Your instructions: Please reproduce all of the material below word for word.

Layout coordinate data
________

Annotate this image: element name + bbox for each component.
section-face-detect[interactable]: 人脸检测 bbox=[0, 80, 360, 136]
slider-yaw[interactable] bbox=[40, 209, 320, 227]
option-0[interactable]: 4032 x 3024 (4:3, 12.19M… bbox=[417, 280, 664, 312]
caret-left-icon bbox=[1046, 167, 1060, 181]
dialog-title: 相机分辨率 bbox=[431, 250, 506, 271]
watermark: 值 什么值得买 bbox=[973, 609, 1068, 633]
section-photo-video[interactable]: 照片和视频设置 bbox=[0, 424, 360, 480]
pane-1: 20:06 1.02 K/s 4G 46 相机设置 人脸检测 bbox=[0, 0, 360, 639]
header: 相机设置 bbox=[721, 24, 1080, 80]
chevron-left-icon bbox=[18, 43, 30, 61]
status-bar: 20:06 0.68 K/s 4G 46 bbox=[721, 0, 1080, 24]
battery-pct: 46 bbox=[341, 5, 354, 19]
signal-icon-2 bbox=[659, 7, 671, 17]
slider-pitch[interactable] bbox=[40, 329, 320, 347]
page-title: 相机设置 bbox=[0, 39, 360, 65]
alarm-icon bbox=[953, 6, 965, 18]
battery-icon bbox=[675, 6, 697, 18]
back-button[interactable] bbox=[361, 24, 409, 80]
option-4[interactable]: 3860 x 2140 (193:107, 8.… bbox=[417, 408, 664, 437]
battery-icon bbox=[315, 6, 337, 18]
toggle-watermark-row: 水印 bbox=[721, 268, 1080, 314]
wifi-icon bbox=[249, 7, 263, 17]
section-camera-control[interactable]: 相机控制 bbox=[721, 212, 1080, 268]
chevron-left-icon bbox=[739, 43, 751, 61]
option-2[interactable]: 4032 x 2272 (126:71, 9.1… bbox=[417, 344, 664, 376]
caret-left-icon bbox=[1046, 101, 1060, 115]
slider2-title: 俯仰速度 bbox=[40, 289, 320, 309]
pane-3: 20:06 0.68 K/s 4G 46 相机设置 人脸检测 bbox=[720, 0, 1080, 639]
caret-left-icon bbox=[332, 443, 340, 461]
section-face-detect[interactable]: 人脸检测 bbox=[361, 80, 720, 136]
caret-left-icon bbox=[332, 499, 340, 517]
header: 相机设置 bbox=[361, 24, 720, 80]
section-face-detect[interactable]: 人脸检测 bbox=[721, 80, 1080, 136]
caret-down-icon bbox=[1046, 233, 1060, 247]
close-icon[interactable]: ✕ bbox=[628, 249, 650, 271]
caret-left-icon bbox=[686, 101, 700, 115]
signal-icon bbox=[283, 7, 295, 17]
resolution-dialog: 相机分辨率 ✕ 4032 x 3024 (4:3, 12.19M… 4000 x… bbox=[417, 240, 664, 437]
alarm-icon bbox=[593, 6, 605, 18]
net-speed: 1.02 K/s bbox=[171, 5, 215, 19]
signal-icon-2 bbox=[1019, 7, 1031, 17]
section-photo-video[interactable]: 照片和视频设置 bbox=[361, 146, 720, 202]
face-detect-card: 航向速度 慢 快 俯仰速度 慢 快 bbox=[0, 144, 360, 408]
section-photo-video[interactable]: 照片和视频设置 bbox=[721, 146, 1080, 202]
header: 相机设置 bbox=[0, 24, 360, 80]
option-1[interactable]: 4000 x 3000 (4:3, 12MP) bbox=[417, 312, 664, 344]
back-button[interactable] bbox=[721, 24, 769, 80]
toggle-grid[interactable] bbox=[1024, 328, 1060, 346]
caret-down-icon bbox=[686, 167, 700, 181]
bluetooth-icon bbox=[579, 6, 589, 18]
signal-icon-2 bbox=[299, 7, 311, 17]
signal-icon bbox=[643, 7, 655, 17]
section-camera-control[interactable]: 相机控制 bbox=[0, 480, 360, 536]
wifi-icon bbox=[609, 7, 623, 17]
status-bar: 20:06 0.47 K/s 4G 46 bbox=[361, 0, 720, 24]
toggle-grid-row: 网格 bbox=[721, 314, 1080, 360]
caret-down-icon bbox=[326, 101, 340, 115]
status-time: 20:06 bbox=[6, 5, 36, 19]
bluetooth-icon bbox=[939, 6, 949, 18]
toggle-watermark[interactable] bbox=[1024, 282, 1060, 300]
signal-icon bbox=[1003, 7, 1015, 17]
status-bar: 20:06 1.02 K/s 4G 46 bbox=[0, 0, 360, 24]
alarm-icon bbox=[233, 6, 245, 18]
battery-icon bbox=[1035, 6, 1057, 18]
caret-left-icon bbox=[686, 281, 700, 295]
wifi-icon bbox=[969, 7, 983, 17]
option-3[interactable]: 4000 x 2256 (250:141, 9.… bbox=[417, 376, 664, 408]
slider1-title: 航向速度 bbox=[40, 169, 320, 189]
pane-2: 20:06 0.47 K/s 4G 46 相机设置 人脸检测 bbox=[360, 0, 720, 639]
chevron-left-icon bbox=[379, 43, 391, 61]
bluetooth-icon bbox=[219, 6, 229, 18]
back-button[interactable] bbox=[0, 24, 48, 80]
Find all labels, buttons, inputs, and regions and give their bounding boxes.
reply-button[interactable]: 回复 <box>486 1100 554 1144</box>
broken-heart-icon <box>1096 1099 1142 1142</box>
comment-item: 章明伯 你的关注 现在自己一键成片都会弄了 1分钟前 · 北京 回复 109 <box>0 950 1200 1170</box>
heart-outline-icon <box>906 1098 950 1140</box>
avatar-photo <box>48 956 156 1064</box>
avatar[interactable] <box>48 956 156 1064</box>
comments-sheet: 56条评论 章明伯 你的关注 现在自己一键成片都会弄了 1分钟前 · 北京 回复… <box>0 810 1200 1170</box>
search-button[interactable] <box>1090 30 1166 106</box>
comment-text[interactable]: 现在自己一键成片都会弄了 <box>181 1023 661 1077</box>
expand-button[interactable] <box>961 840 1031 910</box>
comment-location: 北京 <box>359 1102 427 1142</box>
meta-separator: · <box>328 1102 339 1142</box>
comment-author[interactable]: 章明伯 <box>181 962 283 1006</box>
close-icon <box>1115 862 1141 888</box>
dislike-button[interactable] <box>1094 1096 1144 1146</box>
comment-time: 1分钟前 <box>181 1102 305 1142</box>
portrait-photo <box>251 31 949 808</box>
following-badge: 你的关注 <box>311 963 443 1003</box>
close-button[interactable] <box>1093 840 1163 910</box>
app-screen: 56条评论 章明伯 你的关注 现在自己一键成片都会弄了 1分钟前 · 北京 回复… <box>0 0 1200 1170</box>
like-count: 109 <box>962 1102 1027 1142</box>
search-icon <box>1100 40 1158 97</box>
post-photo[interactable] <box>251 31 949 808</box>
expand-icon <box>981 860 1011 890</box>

________

Response to this task:
Annotate this image: element name + bbox for each component.
section-face-detect[interactable]: 人脸检测 bbox=[0, 80, 360, 136]
slider-yaw[interactable] bbox=[40, 209, 320, 227]
option-0[interactable]: 4032 x 3024 (4:3, 12.19M… bbox=[417, 280, 664, 312]
caret-left-icon bbox=[1046, 167, 1060, 181]
dialog-title: 相机分辨率 bbox=[431, 250, 506, 271]
watermark: 值 什么值得买 bbox=[973, 609, 1068, 633]
section-photo-video[interactable]: 照片和视频设置 bbox=[0, 424, 360, 480]
pane-1: 20:06 1.02 K/s 4G 46 相机设置 人脸检测 bbox=[0, 0, 360, 639]
header: 相机设置 bbox=[721, 24, 1080, 80]
chevron-left-icon bbox=[18, 43, 30, 61]
status-bar: 20:06 0.68 K/s 4G 46 bbox=[721, 0, 1080, 24]
battery-pct: 46 bbox=[341, 5, 354, 19]
signal-icon-2 bbox=[659, 7, 671, 17]
slider-pitch[interactable] bbox=[40, 329, 320, 347]
page-title: 相机设置 bbox=[0, 39, 360, 65]
alarm-icon bbox=[953, 6, 965, 18]
battery-icon bbox=[675, 6, 697, 18]
back-button[interactable] bbox=[361, 24, 409, 80]
option-4[interactable]: 3860 x 2140 (193:107, 8.… bbox=[417, 408, 664, 437]
battery-icon bbox=[315, 6, 337, 18]
toggle-watermark-row: 水印 bbox=[721, 268, 1080, 314]
wifi-icon bbox=[249, 7, 263, 17]
section-camera-control[interactable]: 相机控制 bbox=[721, 212, 1080, 268]
chevron-left-icon bbox=[739, 43, 751, 61]
option-2[interactable]: 4032 x 2272 (126:71, 9.1… bbox=[417, 344, 664, 376]
caret-left-icon bbox=[1046, 101, 1060, 115]
slider2-title: 俯仰速度 bbox=[40, 289, 320, 309]
pane-3: 20:06 0.68 K/s 4G 46 相机设置 人脸检测 bbox=[720, 0, 1080, 639]
caret-left-icon bbox=[332, 443, 340, 461]
section-face-detect[interactable]: 人脸检测 bbox=[361, 80, 720, 136]
caret-left-icon bbox=[332, 499, 340, 517]
header: 相机设置 bbox=[361, 24, 720, 80]
section-face-detect[interactable]: 人脸检测 bbox=[721, 80, 1080, 136]
caret-down-icon bbox=[1046, 233, 1060, 247]
close-icon[interactable]: ✕ bbox=[628, 249, 650, 271]
caret-left-icon bbox=[686, 101, 700, 115]
signal-icon bbox=[283, 7, 295, 17]
resolution-dialog: 相机分辨率 ✕ 4032 x 3024 (4:3, 12.19M… 4000 x… bbox=[417, 240, 664, 437]
alarm-icon bbox=[593, 6, 605, 18]
net-speed: 1.02 K/s bbox=[171, 5, 215, 19]
signal-icon-2 bbox=[1019, 7, 1031, 17]
section-photo-video[interactable]: 照片和视频设置 bbox=[361, 146, 720, 202]
face-detect-card: 航向速度 慢 快 俯仰速度 慢 快 bbox=[0, 144, 360, 408]
section-photo-video[interactable]: 照片和视频设置 bbox=[721, 146, 1080, 202]
header: 相机设置 bbox=[0, 24, 360, 80]
option-1[interactable]: 4000 x 3000 (4:3, 12MP) bbox=[417, 312, 664, 344]
back-button[interactable] bbox=[721, 24, 769, 80]
toggle-grid[interactable] bbox=[1024, 328, 1060, 346]
caret-down-icon bbox=[686, 167, 700, 181]
bluetooth-icon bbox=[579, 6, 589, 18]
signal-icon-2 bbox=[299, 7, 311, 17]
signal-icon bbox=[643, 7, 655, 17]
section-camera-control[interactable]: 相机控制 bbox=[0, 480, 360, 536]
wifi-icon bbox=[609, 7, 623, 17]
status-bar: 20:06 0.47 K/s 4G 46 bbox=[361, 0, 720, 24]
toggle-grid-row: 网格 bbox=[721, 314, 1080, 360]
caret-down-icon bbox=[326, 101, 340, 115]
status-time: 20:06 bbox=[6, 5, 36, 19]
bluetooth-icon bbox=[939, 6, 949, 18]
toggle-watermark[interactable] bbox=[1024, 282, 1060, 300]
signal-icon bbox=[1003, 7, 1015, 17]
status-bar: 20:06 1.02 K/s 4G 46 bbox=[0, 0, 360, 24]
alarm-icon bbox=[233, 6, 245, 18]
battery-icon bbox=[1035, 6, 1057, 18]
caret-left-icon bbox=[686, 281, 700, 295]
wifi-icon bbox=[969, 7, 983, 17]
option-3[interactable]: 4000 x 2256 (250:141, 9.… bbox=[417, 376, 664, 408]
slider1-title: 航向速度 bbox=[40, 169, 320, 189]
pane-2: 20:06 0.47 K/s 4G 46 相机设置 人脸检测 bbox=[360, 0, 720, 639]
chevron-left-icon bbox=[379, 43, 391, 61]
bluetooth-icon bbox=[219, 6, 229, 18]
back-button[interactable] bbox=[0, 24, 48, 80]
Find all labels, buttons, inputs, and regions and give their bounding boxes.
reply-button[interactable]: 回复 <box>486 1100 554 1144</box>
broken-heart-icon <box>1096 1099 1142 1142</box>
comment-item: 章明伯 你的关注 现在自己一键成片都会弄了 1分钟前 · 北京 回复 109 <box>0 950 1200 1170</box>
heart-outline-icon <box>906 1098 950 1140</box>
avatar-photo <box>48 956 156 1064</box>
avatar[interactable] <box>48 956 156 1064</box>
comments-sheet: 56条评论 章明伯 你的关注 现在自己一键成片都会弄了 1分钟前 · 北京 回复… <box>0 810 1200 1170</box>
search-button[interactable] <box>1090 30 1166 106</box>
comment-text[interactable]: 现在自己一键成片都会弄了 <box>181 1023 661 1077</box>
expand-button[interactable] <box>961 840 1031 910</box>
comment-location: 北京 <box>359 1102 427 1142</box>
meta-separator: · <box>328 1102 339 1142</box>
comment-author[interactable]: 章明伯 <box>181 962 283 1006</box>
close-icon <box>1115 862 1141 888</box>
dislike-button[interactable] <box>1094 1096 1144 1146</box>
comment-time: 1分钟前 <box>181 1102 305 1142</box>
portrait-photo <box>251 31 949 808</box>
following-badge: 你的关注 <box>311 963 443 1003</box>
close-button[interactable] <box>1093 840 1163 910</box>
app-screen: 56条评论 章明伯 你的关注 现在自己一键成片都会弄了 1分钟前 · 北京 回复… <box>0 0 1200 1170</box>
like-count: 109 <box>962 1102 1027 1142</box>
search-icon <box>1100 40 1158 97</box>
post-photo[interactable] <box>251 31 949 808</box>
expand-icon <box>981 860 1011 890</box>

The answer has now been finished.